Problem statement
Filter the lines below, copying only those with the string "electricity".

[Items from a dataset]
★ ★ ★ ★ ★ ★ ★
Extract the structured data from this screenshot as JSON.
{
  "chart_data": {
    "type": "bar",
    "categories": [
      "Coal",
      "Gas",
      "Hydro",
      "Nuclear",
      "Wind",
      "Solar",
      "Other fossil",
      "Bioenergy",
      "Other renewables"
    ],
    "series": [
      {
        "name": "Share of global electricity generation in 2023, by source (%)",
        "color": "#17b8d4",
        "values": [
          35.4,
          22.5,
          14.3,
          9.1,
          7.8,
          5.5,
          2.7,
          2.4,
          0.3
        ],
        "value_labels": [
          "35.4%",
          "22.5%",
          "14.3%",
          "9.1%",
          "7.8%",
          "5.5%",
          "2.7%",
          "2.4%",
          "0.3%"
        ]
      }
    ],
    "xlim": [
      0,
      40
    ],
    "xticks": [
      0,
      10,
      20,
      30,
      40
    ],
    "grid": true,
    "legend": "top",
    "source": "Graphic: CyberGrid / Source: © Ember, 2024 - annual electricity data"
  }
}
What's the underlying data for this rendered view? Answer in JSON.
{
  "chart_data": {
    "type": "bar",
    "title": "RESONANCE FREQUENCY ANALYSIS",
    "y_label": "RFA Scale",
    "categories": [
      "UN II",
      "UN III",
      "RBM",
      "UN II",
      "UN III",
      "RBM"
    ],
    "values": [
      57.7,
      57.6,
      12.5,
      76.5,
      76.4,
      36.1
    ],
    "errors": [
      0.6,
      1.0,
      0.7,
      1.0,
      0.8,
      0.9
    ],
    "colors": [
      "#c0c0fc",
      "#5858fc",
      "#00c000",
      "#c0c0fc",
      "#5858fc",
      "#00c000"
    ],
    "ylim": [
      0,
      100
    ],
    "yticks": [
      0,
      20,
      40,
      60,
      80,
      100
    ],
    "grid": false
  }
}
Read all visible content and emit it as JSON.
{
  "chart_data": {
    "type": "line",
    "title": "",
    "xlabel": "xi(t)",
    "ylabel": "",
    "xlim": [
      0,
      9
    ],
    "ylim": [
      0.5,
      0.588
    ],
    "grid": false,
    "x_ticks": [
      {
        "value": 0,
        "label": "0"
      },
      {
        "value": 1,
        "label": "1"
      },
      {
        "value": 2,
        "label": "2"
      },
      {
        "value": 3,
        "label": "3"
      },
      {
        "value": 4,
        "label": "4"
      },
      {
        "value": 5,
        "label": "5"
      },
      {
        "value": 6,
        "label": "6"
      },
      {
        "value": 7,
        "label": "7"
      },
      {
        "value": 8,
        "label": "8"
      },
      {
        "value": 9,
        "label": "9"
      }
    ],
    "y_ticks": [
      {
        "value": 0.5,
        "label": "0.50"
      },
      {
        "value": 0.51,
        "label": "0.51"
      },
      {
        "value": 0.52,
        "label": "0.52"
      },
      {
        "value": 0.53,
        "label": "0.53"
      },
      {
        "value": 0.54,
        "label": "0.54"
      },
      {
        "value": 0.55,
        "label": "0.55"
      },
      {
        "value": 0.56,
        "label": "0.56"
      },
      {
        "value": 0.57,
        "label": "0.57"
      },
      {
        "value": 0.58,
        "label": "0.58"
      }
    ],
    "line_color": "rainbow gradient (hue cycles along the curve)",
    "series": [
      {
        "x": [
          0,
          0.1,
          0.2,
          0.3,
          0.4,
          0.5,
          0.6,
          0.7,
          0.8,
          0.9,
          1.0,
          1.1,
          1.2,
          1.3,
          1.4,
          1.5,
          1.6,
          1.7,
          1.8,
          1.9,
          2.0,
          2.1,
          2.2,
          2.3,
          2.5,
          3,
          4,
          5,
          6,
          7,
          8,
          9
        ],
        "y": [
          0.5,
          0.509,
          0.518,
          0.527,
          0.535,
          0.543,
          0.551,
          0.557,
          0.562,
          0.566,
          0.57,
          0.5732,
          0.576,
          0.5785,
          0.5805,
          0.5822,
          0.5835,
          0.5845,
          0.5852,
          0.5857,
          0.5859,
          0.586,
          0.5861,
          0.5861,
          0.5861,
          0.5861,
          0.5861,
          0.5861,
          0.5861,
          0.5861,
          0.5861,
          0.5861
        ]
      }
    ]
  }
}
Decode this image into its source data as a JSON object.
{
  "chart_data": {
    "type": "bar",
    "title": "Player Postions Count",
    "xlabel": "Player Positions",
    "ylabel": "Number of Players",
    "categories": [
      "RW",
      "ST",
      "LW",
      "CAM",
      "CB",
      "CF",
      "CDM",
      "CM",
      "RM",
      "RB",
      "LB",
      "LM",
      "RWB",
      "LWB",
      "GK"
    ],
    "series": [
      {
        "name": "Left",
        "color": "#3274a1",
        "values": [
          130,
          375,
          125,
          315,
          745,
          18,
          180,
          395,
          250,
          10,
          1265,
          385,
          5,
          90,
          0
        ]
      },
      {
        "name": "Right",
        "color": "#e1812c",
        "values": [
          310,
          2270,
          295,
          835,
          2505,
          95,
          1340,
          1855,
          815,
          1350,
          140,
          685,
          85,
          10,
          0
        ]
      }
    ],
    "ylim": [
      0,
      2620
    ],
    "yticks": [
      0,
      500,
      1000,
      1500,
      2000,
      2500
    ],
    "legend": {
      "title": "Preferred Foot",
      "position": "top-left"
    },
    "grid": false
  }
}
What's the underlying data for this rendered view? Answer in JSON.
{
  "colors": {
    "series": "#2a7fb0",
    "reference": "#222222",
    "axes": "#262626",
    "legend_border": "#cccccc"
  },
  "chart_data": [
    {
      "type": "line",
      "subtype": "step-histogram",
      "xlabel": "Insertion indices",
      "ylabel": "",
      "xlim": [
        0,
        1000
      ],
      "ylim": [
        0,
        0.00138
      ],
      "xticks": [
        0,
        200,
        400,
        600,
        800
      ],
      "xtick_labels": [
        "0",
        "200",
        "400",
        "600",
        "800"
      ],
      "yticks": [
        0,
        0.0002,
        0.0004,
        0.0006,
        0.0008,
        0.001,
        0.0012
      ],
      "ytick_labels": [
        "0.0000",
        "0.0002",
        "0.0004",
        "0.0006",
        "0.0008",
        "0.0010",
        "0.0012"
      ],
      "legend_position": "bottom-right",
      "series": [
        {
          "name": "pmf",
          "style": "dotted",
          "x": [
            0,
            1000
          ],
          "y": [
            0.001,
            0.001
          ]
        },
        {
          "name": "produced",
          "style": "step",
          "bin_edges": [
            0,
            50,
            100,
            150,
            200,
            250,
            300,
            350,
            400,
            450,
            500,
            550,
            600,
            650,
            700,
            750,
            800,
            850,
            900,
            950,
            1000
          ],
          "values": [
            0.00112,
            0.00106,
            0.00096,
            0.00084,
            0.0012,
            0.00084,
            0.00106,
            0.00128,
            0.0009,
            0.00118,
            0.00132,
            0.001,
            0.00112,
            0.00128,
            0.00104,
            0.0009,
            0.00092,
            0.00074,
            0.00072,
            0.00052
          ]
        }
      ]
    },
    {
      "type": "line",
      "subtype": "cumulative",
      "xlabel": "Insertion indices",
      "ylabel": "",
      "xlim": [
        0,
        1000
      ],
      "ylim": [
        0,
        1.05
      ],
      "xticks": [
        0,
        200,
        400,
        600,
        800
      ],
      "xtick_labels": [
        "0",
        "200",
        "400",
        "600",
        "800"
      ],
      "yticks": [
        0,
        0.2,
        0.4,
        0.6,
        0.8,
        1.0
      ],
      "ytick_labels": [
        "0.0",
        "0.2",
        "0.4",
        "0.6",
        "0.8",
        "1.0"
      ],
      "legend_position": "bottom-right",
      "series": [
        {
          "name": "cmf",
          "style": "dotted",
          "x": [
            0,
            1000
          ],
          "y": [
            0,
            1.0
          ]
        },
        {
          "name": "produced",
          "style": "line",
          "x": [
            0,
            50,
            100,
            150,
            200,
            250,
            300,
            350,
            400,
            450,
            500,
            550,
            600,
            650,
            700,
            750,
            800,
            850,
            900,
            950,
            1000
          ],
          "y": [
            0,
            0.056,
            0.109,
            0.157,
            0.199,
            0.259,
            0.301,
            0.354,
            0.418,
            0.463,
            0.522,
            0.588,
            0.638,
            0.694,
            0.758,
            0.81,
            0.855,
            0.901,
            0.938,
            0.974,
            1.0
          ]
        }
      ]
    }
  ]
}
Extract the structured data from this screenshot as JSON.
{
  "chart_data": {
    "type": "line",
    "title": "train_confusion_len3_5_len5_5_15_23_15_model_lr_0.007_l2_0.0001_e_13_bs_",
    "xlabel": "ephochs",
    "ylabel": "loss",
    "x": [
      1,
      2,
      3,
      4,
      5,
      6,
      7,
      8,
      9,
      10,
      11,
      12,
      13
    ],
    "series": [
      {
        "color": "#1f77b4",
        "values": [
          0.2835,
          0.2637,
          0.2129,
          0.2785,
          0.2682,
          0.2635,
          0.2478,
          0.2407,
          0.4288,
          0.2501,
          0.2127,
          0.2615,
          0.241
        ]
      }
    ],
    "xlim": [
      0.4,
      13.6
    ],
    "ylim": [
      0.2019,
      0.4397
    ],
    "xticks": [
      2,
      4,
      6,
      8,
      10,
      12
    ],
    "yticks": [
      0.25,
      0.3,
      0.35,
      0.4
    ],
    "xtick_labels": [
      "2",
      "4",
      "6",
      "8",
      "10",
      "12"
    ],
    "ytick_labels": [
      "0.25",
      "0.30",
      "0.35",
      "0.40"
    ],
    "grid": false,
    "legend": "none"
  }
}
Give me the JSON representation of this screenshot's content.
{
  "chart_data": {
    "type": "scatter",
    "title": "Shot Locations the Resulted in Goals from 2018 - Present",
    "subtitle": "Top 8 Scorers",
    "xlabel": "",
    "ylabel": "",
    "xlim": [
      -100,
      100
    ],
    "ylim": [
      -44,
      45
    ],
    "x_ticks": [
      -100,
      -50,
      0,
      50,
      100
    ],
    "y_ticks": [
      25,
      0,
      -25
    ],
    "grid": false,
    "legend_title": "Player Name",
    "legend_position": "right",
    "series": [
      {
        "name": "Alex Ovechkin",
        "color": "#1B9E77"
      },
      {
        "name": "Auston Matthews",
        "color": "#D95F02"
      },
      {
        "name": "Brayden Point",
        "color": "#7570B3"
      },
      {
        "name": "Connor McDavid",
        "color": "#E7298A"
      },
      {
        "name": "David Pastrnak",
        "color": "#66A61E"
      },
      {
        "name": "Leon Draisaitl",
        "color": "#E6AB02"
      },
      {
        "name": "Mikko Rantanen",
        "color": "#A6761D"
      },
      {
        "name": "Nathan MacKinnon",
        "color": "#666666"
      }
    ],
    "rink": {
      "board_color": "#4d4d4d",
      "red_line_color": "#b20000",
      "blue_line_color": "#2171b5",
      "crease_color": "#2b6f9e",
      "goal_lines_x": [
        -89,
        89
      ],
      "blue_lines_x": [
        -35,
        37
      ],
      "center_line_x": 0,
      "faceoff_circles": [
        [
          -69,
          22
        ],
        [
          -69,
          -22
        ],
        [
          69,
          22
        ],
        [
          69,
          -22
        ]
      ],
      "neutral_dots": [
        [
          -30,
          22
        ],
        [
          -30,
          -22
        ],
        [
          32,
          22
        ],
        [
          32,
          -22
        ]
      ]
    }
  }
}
★ ★ ★ ★ ★ ★ ★
Completed task
        "name": "Share of global electricity generation in 2023, by source (%)",
    "source": "Graphic: CyberGrid / Source: © Ember, 2024 - annual electricity data"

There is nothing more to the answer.